'''

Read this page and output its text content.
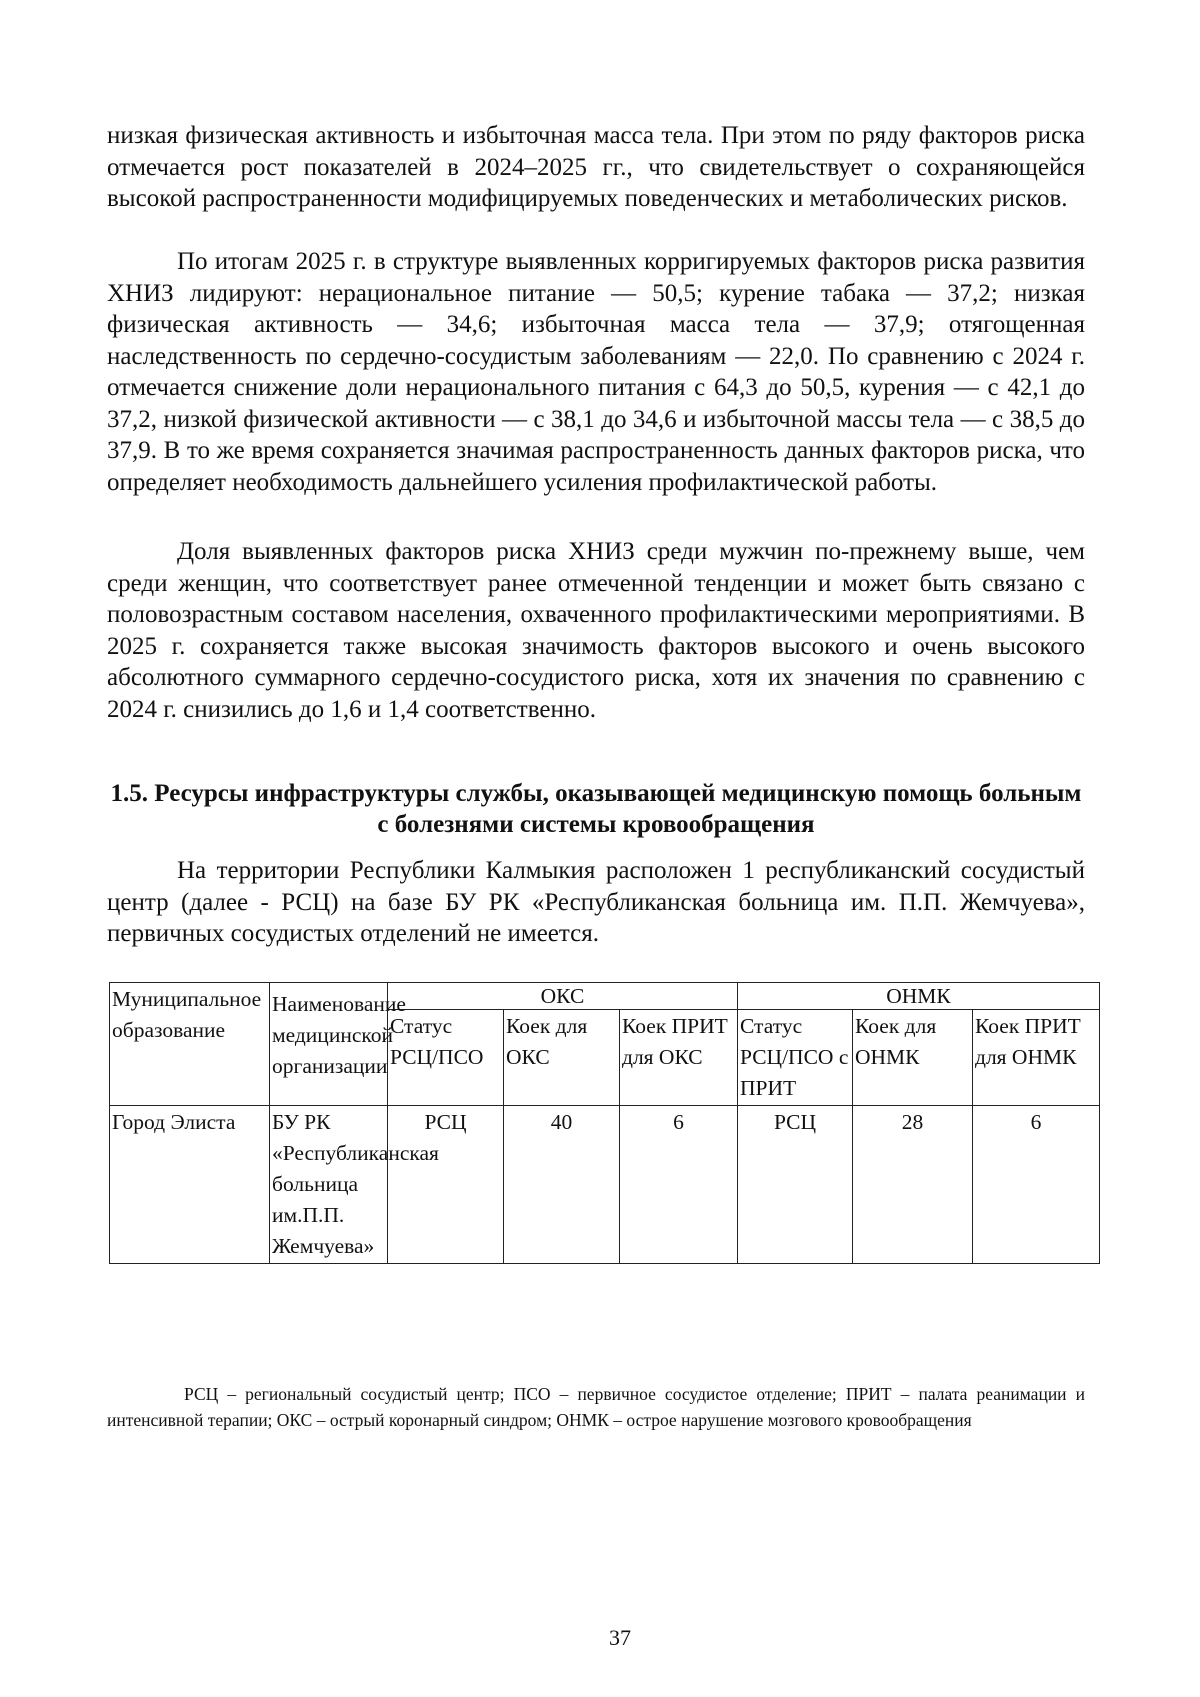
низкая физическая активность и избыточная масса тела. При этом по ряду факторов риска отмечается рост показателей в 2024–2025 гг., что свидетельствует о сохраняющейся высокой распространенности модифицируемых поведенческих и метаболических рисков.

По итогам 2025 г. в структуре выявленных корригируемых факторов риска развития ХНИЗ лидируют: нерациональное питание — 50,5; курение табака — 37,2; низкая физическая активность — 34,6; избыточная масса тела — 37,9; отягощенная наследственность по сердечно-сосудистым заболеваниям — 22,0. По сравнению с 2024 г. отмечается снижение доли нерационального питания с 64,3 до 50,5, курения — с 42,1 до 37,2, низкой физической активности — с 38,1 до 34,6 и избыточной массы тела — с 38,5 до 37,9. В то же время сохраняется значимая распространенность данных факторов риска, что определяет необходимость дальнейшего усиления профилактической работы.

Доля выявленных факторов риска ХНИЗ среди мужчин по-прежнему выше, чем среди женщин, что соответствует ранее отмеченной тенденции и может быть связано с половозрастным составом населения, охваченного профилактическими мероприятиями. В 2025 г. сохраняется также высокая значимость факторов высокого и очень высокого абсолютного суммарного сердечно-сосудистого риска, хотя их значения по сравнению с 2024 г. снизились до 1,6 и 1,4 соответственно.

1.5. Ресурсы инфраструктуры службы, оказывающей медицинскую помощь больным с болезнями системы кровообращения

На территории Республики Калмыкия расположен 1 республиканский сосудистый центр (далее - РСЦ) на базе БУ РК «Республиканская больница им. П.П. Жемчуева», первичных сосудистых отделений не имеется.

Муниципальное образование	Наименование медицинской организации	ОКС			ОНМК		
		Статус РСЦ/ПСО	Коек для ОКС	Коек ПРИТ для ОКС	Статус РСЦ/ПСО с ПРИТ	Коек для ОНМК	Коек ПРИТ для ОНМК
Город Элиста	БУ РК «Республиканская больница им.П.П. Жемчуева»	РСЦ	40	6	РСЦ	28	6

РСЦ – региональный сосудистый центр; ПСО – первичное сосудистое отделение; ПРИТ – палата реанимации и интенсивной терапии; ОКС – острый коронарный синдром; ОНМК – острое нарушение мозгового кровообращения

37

'''
'''

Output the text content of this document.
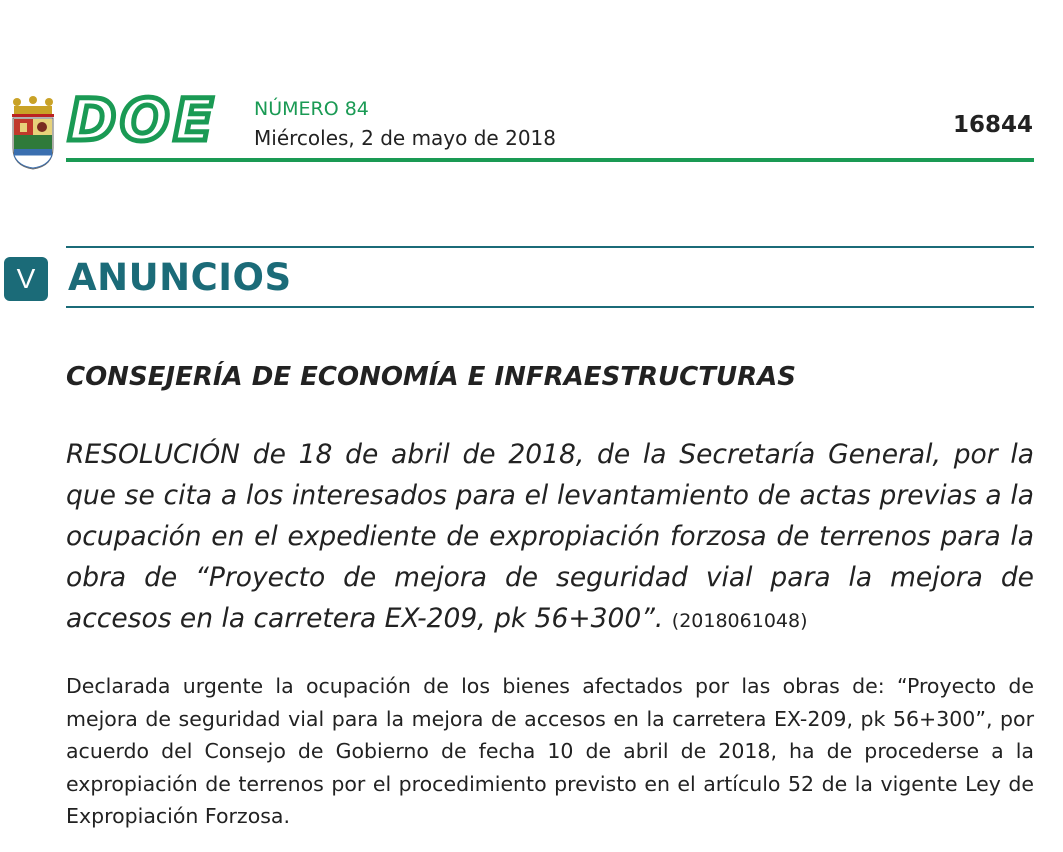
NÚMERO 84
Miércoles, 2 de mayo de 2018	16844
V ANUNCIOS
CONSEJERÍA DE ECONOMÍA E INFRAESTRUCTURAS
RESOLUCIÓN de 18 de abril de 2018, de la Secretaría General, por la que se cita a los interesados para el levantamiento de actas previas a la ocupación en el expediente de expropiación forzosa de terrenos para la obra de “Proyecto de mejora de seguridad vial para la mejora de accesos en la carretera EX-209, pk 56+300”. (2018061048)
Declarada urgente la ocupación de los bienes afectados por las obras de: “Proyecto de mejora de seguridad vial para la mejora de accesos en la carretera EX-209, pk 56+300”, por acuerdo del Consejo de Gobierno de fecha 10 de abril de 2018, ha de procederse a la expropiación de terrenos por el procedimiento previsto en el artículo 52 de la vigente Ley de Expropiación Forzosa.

'''

Find every line in the records above that holds the word "ocupación", and copy each one.

_WORKED SOLUTION_.
RESOLUCIÓN de 18 de abril de 2018, de la Secretaría General, por la que se cita a los interesados para el levantamiento de actas previas a la ocupación en el expediente de expropiación forzosa de terrenos para la obra de “Proyecto de mejora de seguridad vial para la mejora de accesos en la carretera EX-209, pk 56+300”. (2018061048)
Declarada urgente la ocupación de los bienes afectados por las obras de: “Proyecto de mejora de seguridad vial para la mejora de accesos en la carretera EX-209, pk 56+300”, por acuerdo del Consejo de Gobierno de fecha 10 de abril de 2018, ha de procederse a la expropiación de terrenos por el procedimiento previsto en el artículo 52 de la vigente Ley de Expropiación Forzosa.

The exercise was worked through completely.